Go through the listing and set it down exactly, leaving out its pictures.

Extracted information:

○ ○ ○ ○ ○ ○ ○

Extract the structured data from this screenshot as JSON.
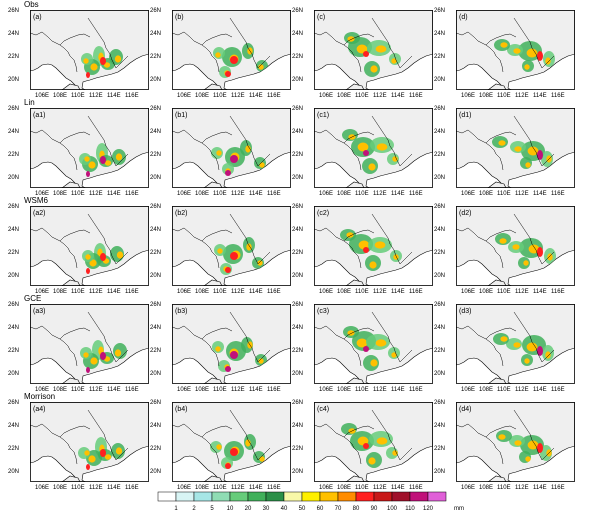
{
  "rows": [
    {
      "title": "Obs",
      "labels": [
        "(a)",
        "(b)",
        "(c)",
        "(d)"
      ]
    },
    {
      "title": "Lin",
      "labels": [
        "(a1)",
        "(b1)",
        "(c1)",
        "(d1)"
      ]
    },
    {
      "title": "WSM6",
      "labels": [
        "(a2)",
        "(b2)",
        "(c2)",
        "(d2)"
      ]
    },
    {
      "title": "GCE",
      "labels": [
        "(a3)",
        "(b3)",
        "(c3)",
        "(d3)"
      ]
    },
    {
      "title": "Morrison",
      "labels": [
        "(a4)",
        "(b4)",
        "(c4)",
        "(d4)"
      ]
    }
  ],
  "lat_ticks": [
    "26N",
    "24N",
    "22N",
    "20N"
  ],
  "lon_ticks": [
    "106E",
    "108E",
    "110E",
    "112E",
    "114E",
    "116E"
  ],
  "colorbar": {
    "levels": [
      "1",
      "2",
      "5",
      "10",
      "20",
      "30",
      "40",
      "50",
      "60",
      "70",
      "80",
      "90",
      "100",
      "110",
      "120"
    ],
    "unit": "mm",
    "colors": [
      "#ffffff",
      "#d8f4f4",
      "#a6e6e6",
      "#8fdcb4",
      "#66cc7a",
      "#40b05a",
      "#2b8f48",
      "#f8f8a8",
      "#fff000",
      "#ffc000",
      "#ff8c00",
      "#ff2020",
      "#c81818",
      "#a0102a",
      "#c0107a",
      "#e060d8"
    ]
  },
  "map_colors": {
    "land": "#efefef",
    "sea": "#ffffff",
    "border": "#000000"
  }
}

○ ○ ○ ○ ○ ○ ○

Problem solution:
Extract the structured data from this screenshot as JSON.
{
  "rows": [
    {
      "title": "Obs",
      "labels": [
        "(a)",
        "(b)",
        "(c)",
        "(d)"
      ]
    },
    {
      "title": "Lin",
      "labels": [
        "(a1)",
        "(b1)",
        "(c1)",
        "(d1)"
      ]
    },
    {
      "title": "WSM6",
      "labels": [
        "(a2)",
        "(b2)",
        "(c2)",
        "(d2)"
      ]
    },
    {
      "title": "GCE",
      "labels": [
        "(a3)",
        "(b3)",
        "(c3)",
        "(d3)"
      ]
    },
    {
      "title": "Morrison",
      "labels": [
        "(a4)",
        "(b4)",
        "(c4)",
        "(d4)"
      ]
    }
  ],
  "lat_ticks": [
    "26N",
    "24N",
    "22N",
    "20N"
  ],
  "lon_ticks": [
    "106E",
    "108E",
    "110E",
    "112E",
    "114E",
    "116E"
  ],
  "colorbar": {
    "levels": [
      "1",
      "2",
      "5",
      "10",
      "20",
      "30",
      "40",
      "50",
      "60",
      "70",
      "80",
      "90",
      "100",
      "110",
      "120"
    ],
    "unit": "mm",
    "colors": [
      "#ffffff",
      "#d8f4f4",
      "#a6e6e6",
      "#8fdcb4",
      "#66cc7a",
      "#40b05a",
      "#2b8f48",
      "#f8f8a8",
      "#fff000",
      "#ffc000",
      "#ff8c00",
      "#ff2020",
      "#c81818",
      "#a0102a",
      "#c0107a",
      "#e060d8"
    ]
  },
  "map_colors": {
    "land": "#efefef",
    "sea": "#ffffff",
    "border": "#000000"
  }
}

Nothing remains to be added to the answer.